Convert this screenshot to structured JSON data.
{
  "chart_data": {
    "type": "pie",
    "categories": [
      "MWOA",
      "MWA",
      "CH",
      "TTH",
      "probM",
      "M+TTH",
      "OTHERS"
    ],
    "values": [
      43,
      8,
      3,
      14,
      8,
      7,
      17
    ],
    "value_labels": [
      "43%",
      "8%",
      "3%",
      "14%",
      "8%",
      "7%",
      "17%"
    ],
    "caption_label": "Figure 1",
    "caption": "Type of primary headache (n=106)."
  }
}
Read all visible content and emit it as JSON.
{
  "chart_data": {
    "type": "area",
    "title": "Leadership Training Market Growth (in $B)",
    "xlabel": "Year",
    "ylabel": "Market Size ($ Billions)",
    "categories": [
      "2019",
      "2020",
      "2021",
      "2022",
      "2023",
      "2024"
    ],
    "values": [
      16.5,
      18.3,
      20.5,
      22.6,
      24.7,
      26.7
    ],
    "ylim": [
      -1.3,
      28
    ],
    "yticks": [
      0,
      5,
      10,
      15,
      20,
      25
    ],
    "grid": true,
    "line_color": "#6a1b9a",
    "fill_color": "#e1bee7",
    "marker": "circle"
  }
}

PROBLEM DETAILS - Each record above should be output again exactly.

TASK RESPONSE -
Convert this screenshot to structured JSON data.
{
  "chart_data": {
    "type": "pie",
    "categories": [
      "MWOA",
      "MWA",
      "CH",
      "TTH",
      "probM",
      "M+TTH",
      "OTHERS"
    ],
    "values": [
      43,
      8,
      3,
      14,
      8,
      7,
      17
    ],
    "value_labels": [
      "43%",
      "8%",
      "3%",
      "14%",
      "8%",
      "7%",
      "17%"
    ],
    "caption_label": "Figure 1",
    "caption": "Type of primary headache (n=106)."
  }
}
Read all visible content and emit it as JSON.
{
  "chart_data": {
    "type": "area",
    "title": "Leadership Training Market Growth (in $B)",
    "xlabel": "Year",
    "ylabel": "Market Size ($ Billions)",
    "categories": [
      "2019",
      "2020",
      "2021",
      "2022",
      "2023",
      "2024"
    ],
    "values": [
      16.5,
      18.3,
      20.5,
      22.6,
      24.7,
      26.7
    ],
    "ylim": [
      -1.3,
      28
    ],
    "yticks": [
      0,
      5,
      10,
      15,
      20,
      25
    ],
    "grid": true,
    "line_color": "#6a1b9a",
    "fill_color": "#e1bee7",
    "marker": "circle"
  }
}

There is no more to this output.